### Given exercise
Rewrite every line of the entries below as a numbered list, skipping any blank lines.

### Recorded data
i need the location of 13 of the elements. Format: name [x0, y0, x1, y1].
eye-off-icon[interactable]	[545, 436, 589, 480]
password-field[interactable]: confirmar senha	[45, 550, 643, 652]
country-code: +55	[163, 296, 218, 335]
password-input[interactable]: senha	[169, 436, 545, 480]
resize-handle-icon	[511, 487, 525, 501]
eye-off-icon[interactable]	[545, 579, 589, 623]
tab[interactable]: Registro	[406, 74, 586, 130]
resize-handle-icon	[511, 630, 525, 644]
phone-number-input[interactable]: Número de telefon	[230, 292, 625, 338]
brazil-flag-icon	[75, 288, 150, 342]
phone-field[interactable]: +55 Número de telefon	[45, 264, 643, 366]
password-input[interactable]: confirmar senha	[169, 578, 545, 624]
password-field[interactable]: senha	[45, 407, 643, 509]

### Answer below
1. i need the location of 13 of the elements. Format: name [x0, y0, x1, y1].
2. eye-off-icon[interactable]	[545, 436, 589, 480]
3. password-field[interactable]: confirmar senha	[45, 550, 643, 652]
4. country-code: +55	[163, 296, 218, 335]
5. password-input[interactable]: senha	[169, 436, 545, 480]
6. resize-handle-icon	[511, 487, 525, 501]
7. eye-off-icon[interactable]	[545, 579, 589, 623]
8. tab[interactable]: Registro	[406, 74, 586, 130]
9. resize-handle-icon	[511, 630, 525, 644]
10. phone-number-input[interactable]: Número de telefon	[230, 292, 625, 338]
11. brazil-flag-icon	[75, 288, 150, 342]
12. phone-field[interactable]: +55 Número de telefon	[45, 264, 643, 366]
13. password-input[interactable]: confirmar senha	[169, 578, 545, 624]
14. password-field[interactable]: senha	[45, 407, 643, 509]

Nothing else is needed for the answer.